• [Data rows]:
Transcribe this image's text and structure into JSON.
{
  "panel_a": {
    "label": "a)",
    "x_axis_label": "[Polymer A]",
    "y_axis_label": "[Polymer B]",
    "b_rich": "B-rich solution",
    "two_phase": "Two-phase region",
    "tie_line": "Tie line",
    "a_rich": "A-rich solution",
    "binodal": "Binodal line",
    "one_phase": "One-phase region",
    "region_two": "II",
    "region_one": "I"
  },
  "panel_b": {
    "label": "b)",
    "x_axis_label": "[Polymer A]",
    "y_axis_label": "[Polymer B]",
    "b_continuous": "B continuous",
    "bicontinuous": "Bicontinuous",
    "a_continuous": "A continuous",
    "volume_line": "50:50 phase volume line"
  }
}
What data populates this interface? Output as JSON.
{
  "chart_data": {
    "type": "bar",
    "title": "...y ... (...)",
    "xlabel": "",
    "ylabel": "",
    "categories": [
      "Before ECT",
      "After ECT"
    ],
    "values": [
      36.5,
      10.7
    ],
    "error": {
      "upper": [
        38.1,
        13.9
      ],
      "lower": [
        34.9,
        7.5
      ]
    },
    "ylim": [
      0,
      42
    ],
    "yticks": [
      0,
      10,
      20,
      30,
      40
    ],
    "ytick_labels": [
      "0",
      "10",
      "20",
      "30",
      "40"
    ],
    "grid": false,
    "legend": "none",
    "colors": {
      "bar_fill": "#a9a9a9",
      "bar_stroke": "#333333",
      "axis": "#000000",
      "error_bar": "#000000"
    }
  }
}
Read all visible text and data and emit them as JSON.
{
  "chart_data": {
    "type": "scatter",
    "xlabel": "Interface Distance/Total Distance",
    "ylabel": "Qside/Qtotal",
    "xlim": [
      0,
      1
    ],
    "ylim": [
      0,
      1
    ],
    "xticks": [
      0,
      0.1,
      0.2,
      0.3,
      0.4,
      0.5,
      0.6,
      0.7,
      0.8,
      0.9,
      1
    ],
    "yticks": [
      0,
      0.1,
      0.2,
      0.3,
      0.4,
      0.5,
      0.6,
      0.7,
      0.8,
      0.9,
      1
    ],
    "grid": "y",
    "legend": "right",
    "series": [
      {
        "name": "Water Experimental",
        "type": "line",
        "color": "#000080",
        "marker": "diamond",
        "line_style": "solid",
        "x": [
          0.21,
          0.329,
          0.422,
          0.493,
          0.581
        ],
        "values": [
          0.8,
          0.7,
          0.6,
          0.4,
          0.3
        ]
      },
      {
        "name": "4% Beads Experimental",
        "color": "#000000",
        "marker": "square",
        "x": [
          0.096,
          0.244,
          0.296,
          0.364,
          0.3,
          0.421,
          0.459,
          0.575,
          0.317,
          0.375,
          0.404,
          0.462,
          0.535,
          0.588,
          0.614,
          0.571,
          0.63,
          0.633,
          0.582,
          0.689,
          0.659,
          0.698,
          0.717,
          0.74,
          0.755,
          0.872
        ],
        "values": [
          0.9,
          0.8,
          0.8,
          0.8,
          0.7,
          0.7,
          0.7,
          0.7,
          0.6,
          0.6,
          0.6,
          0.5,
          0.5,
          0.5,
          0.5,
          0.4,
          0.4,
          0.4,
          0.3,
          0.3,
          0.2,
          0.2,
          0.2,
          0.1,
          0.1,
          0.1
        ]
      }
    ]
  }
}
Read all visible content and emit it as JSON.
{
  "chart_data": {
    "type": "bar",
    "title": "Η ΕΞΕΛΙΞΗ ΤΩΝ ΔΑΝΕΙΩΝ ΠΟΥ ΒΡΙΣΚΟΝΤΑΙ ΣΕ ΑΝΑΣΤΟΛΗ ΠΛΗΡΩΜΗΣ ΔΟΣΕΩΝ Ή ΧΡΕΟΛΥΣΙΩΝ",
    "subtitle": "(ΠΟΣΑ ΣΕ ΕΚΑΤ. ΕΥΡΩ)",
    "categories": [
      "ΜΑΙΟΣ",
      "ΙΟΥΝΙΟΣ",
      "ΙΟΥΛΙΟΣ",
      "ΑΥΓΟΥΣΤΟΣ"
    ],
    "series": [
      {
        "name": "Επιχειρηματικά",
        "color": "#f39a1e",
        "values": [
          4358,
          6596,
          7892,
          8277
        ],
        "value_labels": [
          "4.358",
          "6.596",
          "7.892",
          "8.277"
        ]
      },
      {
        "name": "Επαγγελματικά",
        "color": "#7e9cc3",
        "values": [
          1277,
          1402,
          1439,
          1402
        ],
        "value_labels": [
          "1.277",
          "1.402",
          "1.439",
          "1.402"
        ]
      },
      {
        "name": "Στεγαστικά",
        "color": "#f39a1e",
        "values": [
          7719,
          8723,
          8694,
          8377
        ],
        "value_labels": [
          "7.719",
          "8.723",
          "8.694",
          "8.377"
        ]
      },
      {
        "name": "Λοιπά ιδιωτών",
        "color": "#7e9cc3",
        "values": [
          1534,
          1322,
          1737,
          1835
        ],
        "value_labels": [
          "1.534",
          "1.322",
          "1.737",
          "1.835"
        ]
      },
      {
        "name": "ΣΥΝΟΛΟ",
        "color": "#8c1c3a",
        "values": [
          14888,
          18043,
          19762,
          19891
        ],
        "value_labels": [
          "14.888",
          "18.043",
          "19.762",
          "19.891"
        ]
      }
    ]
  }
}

• [Job]: Within the listing above, find every line containing the string "visible" and return it.

• [Solution to the problem]:
Read all visible text and data and emit them as JSON.
Read all visible content and emit it as JSON.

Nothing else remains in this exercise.